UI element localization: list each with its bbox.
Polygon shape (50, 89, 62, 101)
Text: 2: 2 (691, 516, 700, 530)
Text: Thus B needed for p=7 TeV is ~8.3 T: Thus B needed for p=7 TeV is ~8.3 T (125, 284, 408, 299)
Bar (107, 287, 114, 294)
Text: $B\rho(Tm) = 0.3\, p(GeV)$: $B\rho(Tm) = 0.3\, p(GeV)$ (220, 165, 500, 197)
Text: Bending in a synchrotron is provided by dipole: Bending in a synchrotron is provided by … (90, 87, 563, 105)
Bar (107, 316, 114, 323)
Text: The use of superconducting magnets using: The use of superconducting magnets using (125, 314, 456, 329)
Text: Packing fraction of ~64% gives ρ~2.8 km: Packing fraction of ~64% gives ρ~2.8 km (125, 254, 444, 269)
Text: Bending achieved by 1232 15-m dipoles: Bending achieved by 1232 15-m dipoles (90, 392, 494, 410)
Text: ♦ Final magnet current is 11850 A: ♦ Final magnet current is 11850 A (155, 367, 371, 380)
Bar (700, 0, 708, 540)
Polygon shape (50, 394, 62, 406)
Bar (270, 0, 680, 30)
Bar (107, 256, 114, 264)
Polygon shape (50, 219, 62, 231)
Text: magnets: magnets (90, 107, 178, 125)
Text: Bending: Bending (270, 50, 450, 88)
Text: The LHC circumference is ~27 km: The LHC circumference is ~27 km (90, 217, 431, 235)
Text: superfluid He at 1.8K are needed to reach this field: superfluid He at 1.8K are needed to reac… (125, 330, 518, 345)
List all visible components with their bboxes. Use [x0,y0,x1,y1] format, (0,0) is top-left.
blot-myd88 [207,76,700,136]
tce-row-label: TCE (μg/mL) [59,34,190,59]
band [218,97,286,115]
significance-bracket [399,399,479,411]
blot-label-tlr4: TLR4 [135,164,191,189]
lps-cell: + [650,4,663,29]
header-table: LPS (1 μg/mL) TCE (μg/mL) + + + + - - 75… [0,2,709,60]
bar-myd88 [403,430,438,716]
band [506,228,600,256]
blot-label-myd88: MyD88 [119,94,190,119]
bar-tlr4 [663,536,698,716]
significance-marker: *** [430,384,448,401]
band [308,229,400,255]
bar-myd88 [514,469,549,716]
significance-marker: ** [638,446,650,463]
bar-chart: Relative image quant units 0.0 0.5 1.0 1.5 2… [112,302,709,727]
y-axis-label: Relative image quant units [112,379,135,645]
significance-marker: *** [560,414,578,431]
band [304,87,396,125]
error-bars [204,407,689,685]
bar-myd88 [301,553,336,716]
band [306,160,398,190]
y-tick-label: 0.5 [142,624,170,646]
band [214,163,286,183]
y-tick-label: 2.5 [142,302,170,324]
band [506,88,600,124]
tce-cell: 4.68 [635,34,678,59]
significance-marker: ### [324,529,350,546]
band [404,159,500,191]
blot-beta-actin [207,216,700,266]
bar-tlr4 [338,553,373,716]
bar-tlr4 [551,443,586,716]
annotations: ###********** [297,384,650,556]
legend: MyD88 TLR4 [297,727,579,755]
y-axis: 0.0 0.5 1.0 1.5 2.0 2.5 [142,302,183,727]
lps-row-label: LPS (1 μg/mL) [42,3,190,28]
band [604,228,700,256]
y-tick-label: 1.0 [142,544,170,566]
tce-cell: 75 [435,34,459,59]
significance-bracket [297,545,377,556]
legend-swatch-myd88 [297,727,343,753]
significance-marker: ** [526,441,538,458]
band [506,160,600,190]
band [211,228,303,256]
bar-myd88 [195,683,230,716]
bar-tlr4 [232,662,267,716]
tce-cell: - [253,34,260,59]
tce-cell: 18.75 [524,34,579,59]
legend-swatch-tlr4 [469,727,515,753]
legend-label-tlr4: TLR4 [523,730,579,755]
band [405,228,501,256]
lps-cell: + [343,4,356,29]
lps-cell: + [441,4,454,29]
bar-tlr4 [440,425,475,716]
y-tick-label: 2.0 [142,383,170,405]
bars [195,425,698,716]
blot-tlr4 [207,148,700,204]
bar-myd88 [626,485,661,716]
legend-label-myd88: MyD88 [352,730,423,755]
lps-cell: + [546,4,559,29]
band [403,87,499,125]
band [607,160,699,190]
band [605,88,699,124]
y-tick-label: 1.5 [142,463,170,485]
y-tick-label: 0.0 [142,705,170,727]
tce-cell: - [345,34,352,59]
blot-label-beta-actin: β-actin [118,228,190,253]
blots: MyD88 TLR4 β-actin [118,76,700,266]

**Exercise directions**
Please reproduce all of the data above line for line, changing nothing.

**Completed task**
UI element localization: list each with its bbox.
Polygon shape (50, 89, 62, 101)
Text: 2: 2 (691, 516, 700, 530)
Text: Thus B needed for p=7 TeV is ~8.3 T: Thus B needed for p=7 TeV is ~8.3 T (125, 284, 408, 299)
Bar (107, 287, 114, 294)
Text: $B\rho(Tm) = 0.3\, p(GeV)$: $B\rho(Tm) = 0.3\, p(GeV)$ (220, 165, 500, 197)
Text: Bending in a synchrotron is provided by dipole: Bending in a synchrotron is provided by … (90, 87, 563, 105)
Bar (107, 316, 114, 323)
Text: The use of superconducting magnets using: The use of superconducting magnets using (125, 314, 456, 329)
Text: Packing fraction of ~64% gives ρ~2.8 km: Packing fraction of ~64% gives ρ~2.8 km (125, 254, 444, 269)
Text: Bending achieved by 1232 15-m dipoles: Bending achieved by 1232 15-m dipoles (90, 392, 494, 410)
Text: ♦ Final magnet current is 11850 A: ♦ Final magnet current is 11850 A (155, 367, 371, 380)
Bar (700, 0, 708, 540)
Polygon shape (50, 394, 62, 406)
Bar (270, 0, 680, 30)
Bar (107, 256, 114, 264)
Polygon shape (50, 219, 62, 231)
Text: magnets: magnets (90, 107, 178, 125)
Text: Bending: Bending (270, 50, 450, 88)
Text: The LHC circumference is ~27 km: The LHC circumference is ~27 km (90, 217, 431, 235)
Text: superfluid He at 1.8K are needed to reach this field: superfluid He at 1.8K are needed to reac… (125, 330, 518, 345)
List all visible components with their bboxes. Use [x0,y0,x1,y1] format, (0,0) is top-left.
blot-myd88 [207,76,700,136]
tce-row-label: TCE (μg/mL) [59,34,190,59]
band [218,97,286,115]
significance-bracket [399,399,479,411]
blot-label-tlr4: TLR4 [135,164,191,189]
lps-cell: + [650,4,663,29]
header-table: LPS (1 μg/mL) TCE (μg/mL) + + + + - - 75… [0,2,709,60]
bar-myd88 [403,430,438,716]
band [506,228,600,256]
blot-label-myd88: MyD88 [119,94,190,119]
bar-tlr4 [663,536,698,716]
significance-marker: *** [430,384,448,401]
band [308,229,400,255]
bar-myd88 [514,469,549,716]
significance-marker: ** [638,446,650,463]
bar-chart: Relative image quant units 0.0 0.5 1.0 1.5 2… [112,302,709,727]
y-axis-label: Relative image quant units [112,379,135,645]
significance-marker: *** [560,414,578,431]
band [304,87,396,125]
error-bars [204,407,689,685]
bar-myd88 [301,553,336,716]
band [306,160,398,190]
y-tick-label: 0.5 [142,624,170,646]
band [214,163,286,183]
y-tick-label: 2.5 [142,302,170,324]
band [506,88,600,124]
tce-cell: 4.68 [635,34,678,59]
significance-marker: ### [324,529,350,546]
band [404,159,500,191]
blot-beta-actin [207,216,700,266]
bar-tlr4 [338,553,373,716]
bar-tlr4 [551,443,586,716]
annotations: ###********** [297,384,650,556]
legend: MyD88 TLR4 [297,727,579,755]
y-axis: 0.0 0.5 1.0 1.5 2.0 2.5 [142,302,183,727]
lps-row-label: LPS (1 μg/mL) [42,3,190,28]
band [604,228,700,256]
y-tick-label: 1.0 [142,544,170,566]
tce-cell: 75 [435,34,459,59]
significance-bracket [297,545,377,556]
legend-swatch-myd88 [297,727,343,753]
significance-marker: ** [526,441,538,458]
band [506,160,600,190]
band [211,228,303,256]
bar-myd88 [195,683,230,716]
bar-tlr4 [232,662,267,716]
tce-cell: - [253,34,260,59]
tce-cell: 18.75 [524,34,579,59]
legend-swatch-tlr4 [469,727,515,753]
legend-label-tlr4: TLR4 [523,730,579,755]
band [405,228,501,256]
lps-cell: + [343,4,356,29]
lps-cell: + [441,4,454,29]
bar-tlr4 [440,425,475,716]
y-tick-label: 2.0 [142,383,170,405]
bars [195,425,698,716]
blot-tlr4 [207,148,700,204]
bar-myd88 [626,485,661,716]
legend-label-myd88: MyD88 [352,730,423,755]
lps-cell: + [546,4,559,29]
band [403,87,499,125]
band [607,160,699,190]
band [605,88,699,124]
y-tick-label: 1.5 [142,463,170,485]
y-tick-label: 0.0 [142,705,170,727]
tce-cell: - [345,34,352,59]
blot-label-beta-actin: β-actin [118,228,190,253]
blots: MyD88 TLR4 β-actin [118,76,700,266]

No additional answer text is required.